→ **REQUIREMENTS**
Render the lines from the first one through the line containing "close-icon: ✕: [1003, 14, 1017, 31]" as a JSON list of strings, one string per line, with blank lines left out.

[Spatial layout lines]
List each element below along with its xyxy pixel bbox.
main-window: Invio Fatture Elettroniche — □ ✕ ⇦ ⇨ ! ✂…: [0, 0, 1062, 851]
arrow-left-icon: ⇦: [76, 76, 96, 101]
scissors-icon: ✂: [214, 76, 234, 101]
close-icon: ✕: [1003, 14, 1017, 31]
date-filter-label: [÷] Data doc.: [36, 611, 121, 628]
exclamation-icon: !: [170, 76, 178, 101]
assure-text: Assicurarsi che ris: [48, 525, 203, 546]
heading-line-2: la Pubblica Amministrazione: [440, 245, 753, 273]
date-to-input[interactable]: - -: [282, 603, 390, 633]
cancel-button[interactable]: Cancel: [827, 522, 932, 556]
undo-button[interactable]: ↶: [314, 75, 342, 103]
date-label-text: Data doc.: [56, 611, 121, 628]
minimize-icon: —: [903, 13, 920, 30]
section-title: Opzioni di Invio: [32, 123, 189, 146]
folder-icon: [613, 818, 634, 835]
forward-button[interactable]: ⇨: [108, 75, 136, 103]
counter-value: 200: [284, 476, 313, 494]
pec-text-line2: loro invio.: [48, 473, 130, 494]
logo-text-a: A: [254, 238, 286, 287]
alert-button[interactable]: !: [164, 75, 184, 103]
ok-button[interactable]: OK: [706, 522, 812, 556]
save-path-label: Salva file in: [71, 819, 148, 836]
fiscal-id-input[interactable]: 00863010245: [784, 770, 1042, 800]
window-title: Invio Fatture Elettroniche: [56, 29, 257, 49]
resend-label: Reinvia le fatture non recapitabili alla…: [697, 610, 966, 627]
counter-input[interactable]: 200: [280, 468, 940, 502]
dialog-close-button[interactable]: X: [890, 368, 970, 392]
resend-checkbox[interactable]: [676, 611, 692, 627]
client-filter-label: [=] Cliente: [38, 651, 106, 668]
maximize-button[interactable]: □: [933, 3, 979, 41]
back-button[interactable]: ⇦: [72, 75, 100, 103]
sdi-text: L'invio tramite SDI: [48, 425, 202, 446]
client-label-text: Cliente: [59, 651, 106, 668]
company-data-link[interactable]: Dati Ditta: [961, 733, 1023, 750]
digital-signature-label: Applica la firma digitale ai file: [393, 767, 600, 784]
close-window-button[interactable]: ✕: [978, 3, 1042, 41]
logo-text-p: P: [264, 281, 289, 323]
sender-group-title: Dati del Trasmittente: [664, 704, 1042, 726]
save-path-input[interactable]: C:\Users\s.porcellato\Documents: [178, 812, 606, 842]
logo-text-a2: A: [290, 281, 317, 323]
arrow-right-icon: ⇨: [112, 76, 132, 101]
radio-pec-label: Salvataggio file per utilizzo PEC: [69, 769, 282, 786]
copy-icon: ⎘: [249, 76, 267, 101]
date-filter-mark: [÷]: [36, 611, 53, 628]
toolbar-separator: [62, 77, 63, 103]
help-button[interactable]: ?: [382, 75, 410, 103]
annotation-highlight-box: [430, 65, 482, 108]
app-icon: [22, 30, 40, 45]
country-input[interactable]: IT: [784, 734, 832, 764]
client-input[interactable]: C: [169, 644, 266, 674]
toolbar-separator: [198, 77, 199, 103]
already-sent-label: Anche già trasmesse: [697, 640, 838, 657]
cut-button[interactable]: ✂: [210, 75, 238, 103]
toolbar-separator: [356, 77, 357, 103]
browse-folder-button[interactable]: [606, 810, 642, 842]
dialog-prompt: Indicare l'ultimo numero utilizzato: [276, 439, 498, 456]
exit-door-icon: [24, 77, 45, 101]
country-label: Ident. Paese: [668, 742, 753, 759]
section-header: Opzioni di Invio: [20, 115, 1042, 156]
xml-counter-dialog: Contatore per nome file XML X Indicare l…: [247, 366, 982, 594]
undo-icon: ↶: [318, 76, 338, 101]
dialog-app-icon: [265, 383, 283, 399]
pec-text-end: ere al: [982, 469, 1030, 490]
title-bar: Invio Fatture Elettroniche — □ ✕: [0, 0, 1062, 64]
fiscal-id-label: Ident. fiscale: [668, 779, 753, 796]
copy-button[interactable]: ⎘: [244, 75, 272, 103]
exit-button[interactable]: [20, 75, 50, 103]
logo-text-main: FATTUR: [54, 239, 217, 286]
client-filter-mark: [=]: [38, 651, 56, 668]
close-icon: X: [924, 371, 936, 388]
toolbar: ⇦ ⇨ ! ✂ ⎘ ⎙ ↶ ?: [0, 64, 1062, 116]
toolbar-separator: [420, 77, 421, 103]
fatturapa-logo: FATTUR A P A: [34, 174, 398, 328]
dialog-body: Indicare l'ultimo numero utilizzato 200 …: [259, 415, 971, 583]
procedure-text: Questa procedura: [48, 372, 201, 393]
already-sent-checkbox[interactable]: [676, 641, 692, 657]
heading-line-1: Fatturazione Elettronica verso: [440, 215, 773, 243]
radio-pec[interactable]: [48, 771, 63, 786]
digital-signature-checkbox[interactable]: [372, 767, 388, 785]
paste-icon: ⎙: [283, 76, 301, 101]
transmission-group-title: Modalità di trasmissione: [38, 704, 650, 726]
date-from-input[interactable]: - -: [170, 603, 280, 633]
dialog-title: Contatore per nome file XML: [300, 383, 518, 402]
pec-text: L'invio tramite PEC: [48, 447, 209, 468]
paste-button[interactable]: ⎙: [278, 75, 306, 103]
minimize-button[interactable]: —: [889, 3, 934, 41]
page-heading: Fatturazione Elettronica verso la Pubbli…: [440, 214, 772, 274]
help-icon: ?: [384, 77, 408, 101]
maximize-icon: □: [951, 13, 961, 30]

→ **RESULT BELOW**
[
  "List each element below along with its xyxy pixel bbox.",
  "main-window: Invio Fatture Elettroniche — □ ✕ ⇦ ⇨ ! ✂…: [0, 0, 1062, 851]",
  "arrow-left-icon: ⇦: [76, 76, 96, 101]",
  "scissors-icon: ✂: [214, 76, 234, 101]",
  "close-icon: ✕: [1003, 14, 1017, 31]"
]